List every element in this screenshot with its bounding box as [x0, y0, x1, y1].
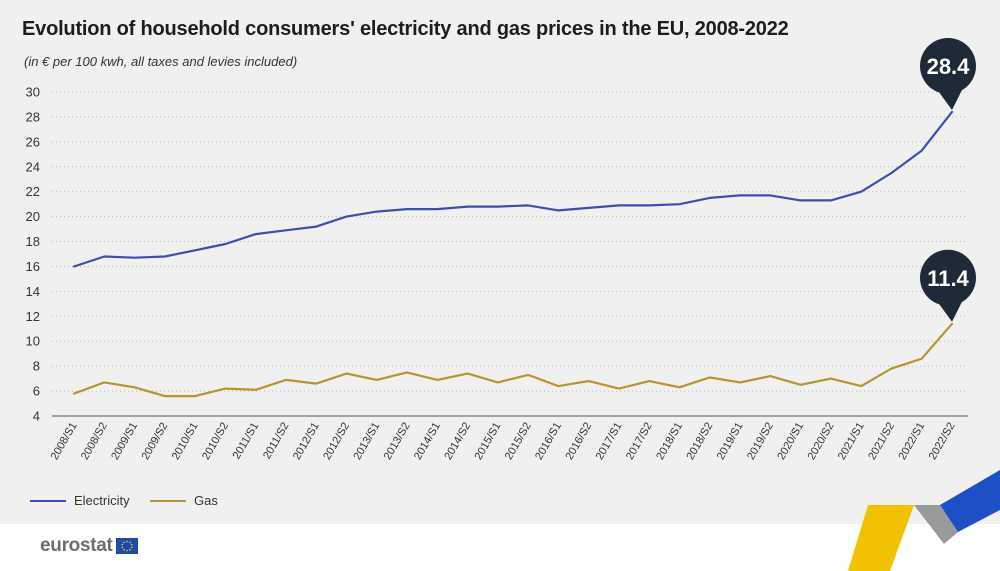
chart-title: Evolution of household consumers' electr…	[22, 18, 789, 40]
eu-flag-icon	[115, 538, 138, 554]
y-tick-label: 12	[26, 309, 40, 324]
callout-label: 11.4	[927, 266, 969, 291]
y-tick-label: 4	[33, 409, 40, 424]
callout-gas: 11.4	[920, 249, 976, 322]
callout-electricity: 28.4	[920, 37, 976, 110]
legend-label-electricity: Electricity	[74, 493, 130, 508]
y-tick-label: 30	[26, 85, 40, 100]
chart-panel	[0, 0, 1000, 524]
y-tick-label: 8	[33, 359, 40, 374]
series-line-electricity	[72, 110, 954, 268]
y-tick-label: 18	[26, 234, 40, 249]
legend-swatch-gas	[150, 499, 186, 502]
y-tick-label: 24	[26, 159, 40, 174]
ribbon-blue	[940, 470, 1000, 532]
logo-text: eurostat	[40, 535, 113, 556]
y-tick-label: 14	[26, 284, 40, 299]
series-lines	[72, 110, 954, 398]
legend-swatch-electricity	[30, 499, 66, 502]
ribbon-grey	[914, 505, 958, 544]
y-tick-label: 10	[26, 334, 40, 349]
eurostat-logo: eurostat	[40, 535, 138, 557]
y-axis: 4 6 8 10 12 14 16 18 20 22 24 26 28 30	[26, 85, 40, 424]
y-tick-label: 16	[26, 259, 40, 274]
y-tick-label: 26	[26, 134, 40, 149]
chart-subtitle: (in € per 100 kwh, all taxes and levies …	[24, 54, 298, 69]
y-tick-label: 28	[26, 109, 40, 124]
y-tick-label: 20	[26, 209, 40, 224]
legend-item-electricity: Electricity	[30, 493, 130, 508]
gridlines	[52, 91, 968, 417]
callouts: 28.4 11.4	[920, 37, 976, 322]
callout-bubble	[920, 37, 976, 94]
y-tick-label: 6	[33, 384, 40, 399]
callout-bubble	[920, 249, 976, 306]
ribbon-yellow	[848, 505, 914, 571]
series-line-gas	[72, 322, 954, 398]
legend-item-gas: Gas	[150, 493, 218, 508]
legend-label-gas: Gas	[194, 493, 218, 508]
callout-label: 28.4	[927, 54, 971, 79]
y-tick-label: 22	[26, 184, 40, 199]
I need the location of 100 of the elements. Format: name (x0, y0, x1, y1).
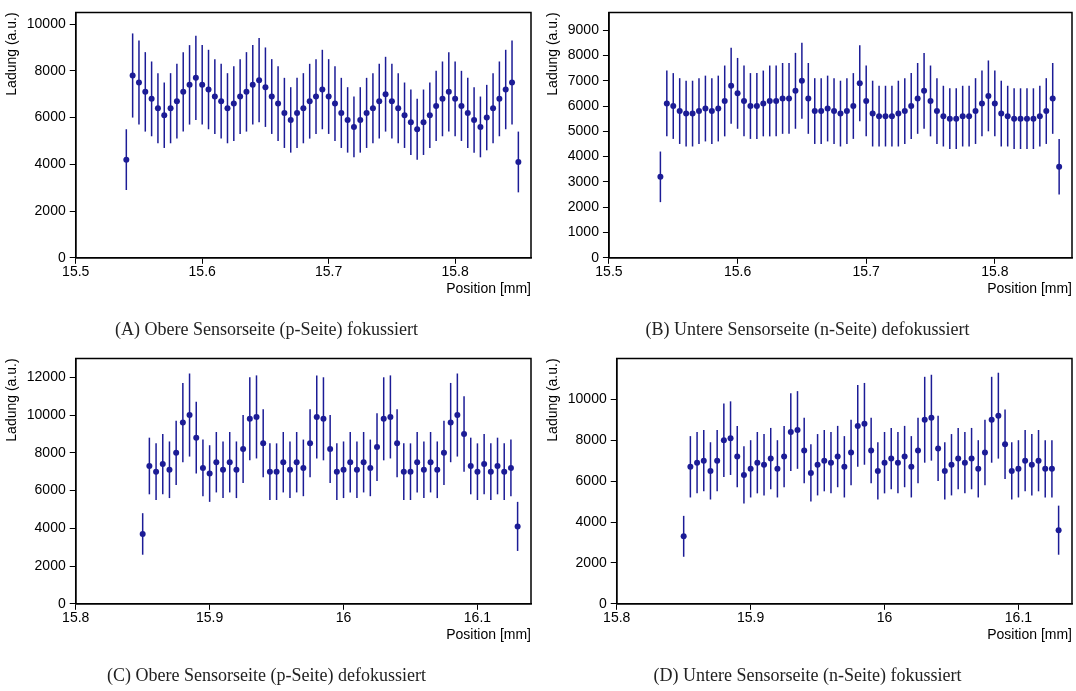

What to do
Return the lines above exactly as they appear, from the line containing "chart-title: Evolution of" through the line containing "470, 1000, 532]".

Response
chart-title: Evolution of household consumers' electr…	[22, 18, 789, 40]
eu-flag-icon	[115, 538, 138, 554]
y-tick-label: 12	[26, 309, 40, 324]
callout-label: 11.4	[927, 266, 969, 291]
y-tick-label: 4	[33, 409, 40, 424]
callout-gas: 11.4	[920, 249, 976, 322]
callout-electricity: 28.4	[920, 37, 976, 110]
legend-label-electricity: Electricity	[74, 493, 130, 508]
y-tick-label: 30	[26, 85, 40, 100]
chart-panel	[0, 0, 1000, 524]
y-tick-label: 8	[33, 359, 40, 374]
series-line-electricity	[72, 110, 954, 268]
y-tick-label: 18	[26, 234, 40, 249]
legend-swatch-gas	[150, 499, 186, 502]
y-tick-label: 24	[26, 159, 40, 174]
ribbon-blue	[940, 470, 1000, 532]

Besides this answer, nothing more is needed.